> DATASET RECORDS:
## begin

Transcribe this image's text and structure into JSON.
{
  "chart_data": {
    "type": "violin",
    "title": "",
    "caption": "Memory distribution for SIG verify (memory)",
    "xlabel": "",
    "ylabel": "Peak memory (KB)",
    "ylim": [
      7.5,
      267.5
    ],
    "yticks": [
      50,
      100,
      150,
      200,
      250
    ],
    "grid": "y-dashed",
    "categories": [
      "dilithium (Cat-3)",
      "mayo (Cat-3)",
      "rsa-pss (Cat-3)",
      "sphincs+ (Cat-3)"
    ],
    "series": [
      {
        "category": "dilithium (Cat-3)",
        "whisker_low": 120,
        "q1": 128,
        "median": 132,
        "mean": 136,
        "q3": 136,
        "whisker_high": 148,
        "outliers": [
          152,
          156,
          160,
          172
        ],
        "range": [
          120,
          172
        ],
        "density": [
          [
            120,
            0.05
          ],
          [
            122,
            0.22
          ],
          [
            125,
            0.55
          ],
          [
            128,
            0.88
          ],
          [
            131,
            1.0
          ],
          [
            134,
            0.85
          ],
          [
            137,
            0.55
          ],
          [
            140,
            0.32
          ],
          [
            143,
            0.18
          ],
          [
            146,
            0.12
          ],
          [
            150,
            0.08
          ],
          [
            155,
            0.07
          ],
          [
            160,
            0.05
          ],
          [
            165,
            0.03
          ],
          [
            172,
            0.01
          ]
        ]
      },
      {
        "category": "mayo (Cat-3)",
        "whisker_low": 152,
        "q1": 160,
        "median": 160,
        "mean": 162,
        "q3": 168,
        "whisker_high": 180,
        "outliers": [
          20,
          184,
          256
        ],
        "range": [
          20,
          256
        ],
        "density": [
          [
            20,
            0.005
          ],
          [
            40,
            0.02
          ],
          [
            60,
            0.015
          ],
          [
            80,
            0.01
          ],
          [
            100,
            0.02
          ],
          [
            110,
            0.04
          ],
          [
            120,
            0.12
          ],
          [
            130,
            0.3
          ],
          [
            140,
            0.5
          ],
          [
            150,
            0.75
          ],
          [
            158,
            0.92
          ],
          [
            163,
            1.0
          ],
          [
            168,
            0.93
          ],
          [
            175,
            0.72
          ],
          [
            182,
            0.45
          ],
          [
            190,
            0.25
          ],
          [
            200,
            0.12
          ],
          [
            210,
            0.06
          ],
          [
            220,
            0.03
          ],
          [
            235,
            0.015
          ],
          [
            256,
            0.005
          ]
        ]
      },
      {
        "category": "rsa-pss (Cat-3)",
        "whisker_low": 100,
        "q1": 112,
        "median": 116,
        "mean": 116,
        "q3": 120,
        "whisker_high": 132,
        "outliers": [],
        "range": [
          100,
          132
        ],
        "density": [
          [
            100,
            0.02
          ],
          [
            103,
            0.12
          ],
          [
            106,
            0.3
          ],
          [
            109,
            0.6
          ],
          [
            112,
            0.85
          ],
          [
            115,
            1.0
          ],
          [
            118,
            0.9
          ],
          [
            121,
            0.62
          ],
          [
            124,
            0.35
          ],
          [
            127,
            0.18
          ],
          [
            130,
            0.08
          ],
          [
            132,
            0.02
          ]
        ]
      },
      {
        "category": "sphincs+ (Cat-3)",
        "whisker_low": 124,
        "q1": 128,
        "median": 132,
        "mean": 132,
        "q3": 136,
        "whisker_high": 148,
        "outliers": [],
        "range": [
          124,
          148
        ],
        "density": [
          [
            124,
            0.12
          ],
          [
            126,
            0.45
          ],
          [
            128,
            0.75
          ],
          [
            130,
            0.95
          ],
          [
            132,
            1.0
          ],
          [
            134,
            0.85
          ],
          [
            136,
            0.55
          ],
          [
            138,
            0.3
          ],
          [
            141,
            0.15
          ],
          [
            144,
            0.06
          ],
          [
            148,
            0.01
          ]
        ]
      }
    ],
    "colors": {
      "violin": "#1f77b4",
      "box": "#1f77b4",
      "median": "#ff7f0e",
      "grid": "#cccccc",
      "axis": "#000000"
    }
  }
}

## end

Please reproduce each line exactly as written.

> CORRECT ANSWER:
Transcribe this image's text and structure into JSON.
{
  "chart_data": {
    "type": "violin",
    "title": "",
    "caption": "Memory distribution for SIG verify (memory)",
    "xlabel": "",
    "ylabel": "Peak memory (KB)",
    "ylim": [
      7.5,
      267.5
    ],
    "yticks": [
      50,
      100,
      150,
      200,
      250
    ],
    "grid": "y-dashed",
    "categories": [
      "dilithium (Cat-3)",
      "mayo (Cat-3)",
      "rsa-pss (Cat-3)",
      "sphincs+ (Cat-3)"
    ],
    "series": [
      {
        "category": "dilithium (Cat-3)",
        "whisker_low": 120,
        "q1": 128,
        "median": 132,
        "mean": 136,
        "q3": 136,
        "whisker_high": 148,
        "outliers": [
          152,
          156,
          160,
          172
        ],
        "range": [
          120,
          172
        ],
        "density": [
          [
            120,
            0.05
          ],
          [
            122,
            0.22
          ],
          [
            125,
            0.55
          ],
          [
            128,
            0.88
          ],
          [
            131,
            1.0
          ],
          [
            134,
            0.85
          ],
          [
            137,
            0.55
          ],
          [
            140,
            0.32
          ],
          [
            143,
            0.18
          ],
          [
            146,
            0.12
          ],
          [
            150,
            0.08
          ],
          [
            155,
            0.07
          ],
          [
            160,
            0.05
          ],
          [
            165,
            0.03
          ],
          [
            172,
            0.01
          ]
        ]
      },
      {
        "category": "mayo (Cat-3)",
        "whisker_low": 152,
        "q1": 160,
        "median": 160,
        "mean": 162,
        "q3": 168,
        "whisker_high": 180,
        "outliers": [
          20,
          184,
          256
        ],
        "range": [
          20,
          256
        ],
        "density": [
          [
            20,
            0.005
          ],
          [
            40,
            0.02
          ],
          [
            60,
            0.015
          ],
          [
            80,
            0.01
          ],
          [
            100,
            0.02
          ],
          [
            110,
            0.04
          ],
          [
            120,
            0.12
          ],
          [
            130,
            0.3
          ],
          [
            140,
            0.5
          ],
          [
            150,
            0.75
          ],
          [
            158,
            0.92
          ],
          [
            163,
            1.0
          ],
          [
            168,
            0.93
          ],
          [
            175,
            0.72
          ],
          [
            182,
            0.45
          ],
          [
            190,
            0.25
          ],
          [
            200,
            0.12
          ],
          [
            210,
            0.06
          ],
          [
            220,
            0.03
          ],
          [
            235,
            0.015
          ],
          [
            256,
            0.005
          ]
        ]
      },
      {
        "category": "rsa-pss (Cat-3)",
        "whisker_low": 100,
        "q1": 112,
        "median": 116,
        "mean": 116,
        "q3": 120,
        "whisker_high": 132,
        "outliers": [],
        "range": [
          100,
          132
        ],
        "density": [
          [
            100,
            0.02
          ],
          [
            103,
            0.12
          ],
          [
            106,
            0.3
          ],
          [
            109,
            0.6
          ],
          [
            112,
            0.85
          ],
          [
            115,
            1.0
          ],
          [
            118,
            0.9
          ],
          [
            121,
            0.62
          ],
          [
            124,
            0.35
          ],
          [
            127,
            0.18
          ],
          [
            130,
            0.08
          ],
          [
            132,
            0.02
          ]
        ]
      },
      {
        "category": "sphincs+ (Cat-3)",
        "whisker_low": 124,
        "q1": 128,
        "median": 132,
        "mean": 132,
        "q3": 136,
        "whisker_high": 148,
        "outliers": [],
        "range": [
          124,
          148
        ],
        "density": [
          [
            124,
            0.12
          ],
          [
            126,
            0.45
          ],
          [
            128,
            0.75
          ],
          [
            130,
            0.95
          ],
          [
            132,
            1.0
          ],
          [
            134,
            0.85
          ],
          [
            136,
            0.55
          ],
          [
            138,
            0.3
          ],
          [
            141,
            0.15
          ],
          [
            144,
            0.06
          ],
          [
            148,
            0.01
          ]
        ]
      }
    ],
    "colors": {
      "violin": "#1f77b4",
      "box": "#1f77b4",
      "median": "#ff7f0e",
      "grid": "#cccccc",
      "axis": "#000000"
    }
  }
}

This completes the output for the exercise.